▶ SHORT PROBLEM
Output all lines exactly.

▶ INFORMATION PROVIDED
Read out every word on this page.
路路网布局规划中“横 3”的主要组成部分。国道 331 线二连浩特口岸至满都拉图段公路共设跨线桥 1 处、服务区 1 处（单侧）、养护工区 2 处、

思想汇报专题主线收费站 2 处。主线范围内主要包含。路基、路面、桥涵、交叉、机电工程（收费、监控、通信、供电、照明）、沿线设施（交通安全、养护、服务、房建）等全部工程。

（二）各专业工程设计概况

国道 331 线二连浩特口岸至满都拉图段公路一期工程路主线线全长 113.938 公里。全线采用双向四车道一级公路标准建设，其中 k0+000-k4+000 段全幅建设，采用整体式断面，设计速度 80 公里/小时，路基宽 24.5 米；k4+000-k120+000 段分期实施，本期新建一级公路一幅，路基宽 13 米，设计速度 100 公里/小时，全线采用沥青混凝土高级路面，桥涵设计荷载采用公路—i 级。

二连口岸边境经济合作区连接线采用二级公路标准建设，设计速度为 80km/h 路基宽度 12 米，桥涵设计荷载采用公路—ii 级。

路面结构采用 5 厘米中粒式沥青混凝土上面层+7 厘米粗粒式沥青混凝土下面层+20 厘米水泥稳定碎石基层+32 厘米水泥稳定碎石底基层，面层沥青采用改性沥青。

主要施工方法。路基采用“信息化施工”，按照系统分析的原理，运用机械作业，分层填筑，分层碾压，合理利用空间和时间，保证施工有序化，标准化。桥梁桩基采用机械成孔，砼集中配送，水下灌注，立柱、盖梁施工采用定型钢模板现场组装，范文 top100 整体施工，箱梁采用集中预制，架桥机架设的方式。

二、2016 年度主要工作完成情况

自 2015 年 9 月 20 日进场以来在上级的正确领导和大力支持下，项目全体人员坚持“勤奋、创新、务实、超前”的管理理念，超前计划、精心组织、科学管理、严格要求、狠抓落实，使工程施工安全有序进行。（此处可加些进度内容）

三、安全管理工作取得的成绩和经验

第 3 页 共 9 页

▶ THE SOLUTION
Read out every word on this page.
路路网布局规划中“横 3”的主要组成部分。国道 331 线二连浩特口岸至满都拉图段公路共设跨线桥 1 处、服务区 1 处（单侧）、养护工区 2 处、

思想汇报专题主线收费站 2 处。主线范围内主要包含。路基、路面、桥涵、交叉、机电工程（收费、监控、通信、供电、照明）、沿线设施（交通安全、养护、服务、房建）等全部工程。

（二）各专业工程设计概况

国道 331 线二连浩特口岸至满都拉图段公路一期工程路主线线全长 113.938 公里。全线采用双向四车道一级公路标准建设，其中 k0+000-k4+000 段全幅建设，采用整体式断面，设计速度 80 公里/小时，路基宽 24.5 米；k4+000-k120+000 段分期实施，本期新建一级公路一幅，路基宽 13 米，设计速度 100 公里/小时，全线采用沥青混凝土高级路面，桥涵设计荷载采用公路—i 级。

二连口岸边境经济合作区连接线采用二级公路标准建设，设计速度为 80km/h 路基宽度 12 米，桥涵设计荷载采用公路—ii 级。

路面结构采用 5 厘米中粒式沥青混凝土上面层+7 厘米粗粒式沥青混凝土下面层+20 厘米水泥稳定碎石基层+32 厘米水泥稳定碎石底基层，面层沥青采用改性沥青。

主要施工方法。路基采用“信息化施工”，按照系统分析的原理，运用机械作业，分层填筑，分层碾压，合理利用空间和时间，保证施工有序化，标准化。桥梁桩基采用机械成孔，砼集中配送，水下灌注，立柱、盖梁施工采用定型钢模板现场组装，范文 top100 整体施工，箱梁采用集中预制，架桥机架设的方式。

二、2016 年度主要工作完成情况

自 2015 年 9 月 20 日进场以来在上级的正确领导和大力支持下，项目全体人员坚持“勤奋、创新、务实、超前”的管理理念，超前计划、精心组织、科学管理、严格要求、狠抓落实，使工程施工安全有序进行。（此处可加些进度内容）

三、安全管理工作取得的成绩和经验

第 3 页 共 9 页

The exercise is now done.